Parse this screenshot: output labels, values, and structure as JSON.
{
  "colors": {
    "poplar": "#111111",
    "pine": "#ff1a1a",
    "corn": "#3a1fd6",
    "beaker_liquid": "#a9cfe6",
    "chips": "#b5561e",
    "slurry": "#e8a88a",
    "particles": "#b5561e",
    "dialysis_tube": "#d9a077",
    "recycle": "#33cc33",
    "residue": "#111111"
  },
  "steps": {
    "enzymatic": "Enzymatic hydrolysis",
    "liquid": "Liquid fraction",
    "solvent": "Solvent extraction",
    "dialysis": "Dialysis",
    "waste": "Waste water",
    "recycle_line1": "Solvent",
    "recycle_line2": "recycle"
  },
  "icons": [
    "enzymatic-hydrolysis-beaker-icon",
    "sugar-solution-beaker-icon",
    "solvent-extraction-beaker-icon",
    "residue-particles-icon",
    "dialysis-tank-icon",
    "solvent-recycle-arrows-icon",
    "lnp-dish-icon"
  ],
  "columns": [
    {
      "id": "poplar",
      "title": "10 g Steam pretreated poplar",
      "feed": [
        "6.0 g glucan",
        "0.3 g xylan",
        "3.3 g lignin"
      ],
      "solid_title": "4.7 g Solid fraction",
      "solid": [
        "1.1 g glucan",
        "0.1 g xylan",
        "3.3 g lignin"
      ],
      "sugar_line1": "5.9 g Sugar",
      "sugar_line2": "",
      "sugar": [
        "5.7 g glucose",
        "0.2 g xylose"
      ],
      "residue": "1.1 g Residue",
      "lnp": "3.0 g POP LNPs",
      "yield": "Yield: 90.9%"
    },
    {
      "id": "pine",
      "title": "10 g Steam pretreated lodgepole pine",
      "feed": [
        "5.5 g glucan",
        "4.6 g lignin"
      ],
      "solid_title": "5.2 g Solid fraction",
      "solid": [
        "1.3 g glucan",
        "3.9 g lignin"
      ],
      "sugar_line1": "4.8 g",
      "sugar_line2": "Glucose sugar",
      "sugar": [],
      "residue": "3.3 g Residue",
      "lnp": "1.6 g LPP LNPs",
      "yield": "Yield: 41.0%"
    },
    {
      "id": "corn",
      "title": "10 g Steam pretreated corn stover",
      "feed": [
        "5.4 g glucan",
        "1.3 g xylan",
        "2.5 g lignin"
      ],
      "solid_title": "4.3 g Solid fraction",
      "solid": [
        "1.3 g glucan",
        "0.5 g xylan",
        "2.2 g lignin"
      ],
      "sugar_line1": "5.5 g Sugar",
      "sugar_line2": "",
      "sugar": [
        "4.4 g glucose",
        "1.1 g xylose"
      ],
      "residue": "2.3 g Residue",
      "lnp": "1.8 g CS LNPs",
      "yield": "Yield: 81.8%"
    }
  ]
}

⁂

- [WORK TO COMPLETE] Within the listing above, find every line containing the string "pretreated" and return it.

- [TASK RESULT]
      "title": "10 g Steam pretreated poplar",
      "title": "10 g Steam pretreated lodgepole pine",
      "title": "10 g Steam pretreated corn stover",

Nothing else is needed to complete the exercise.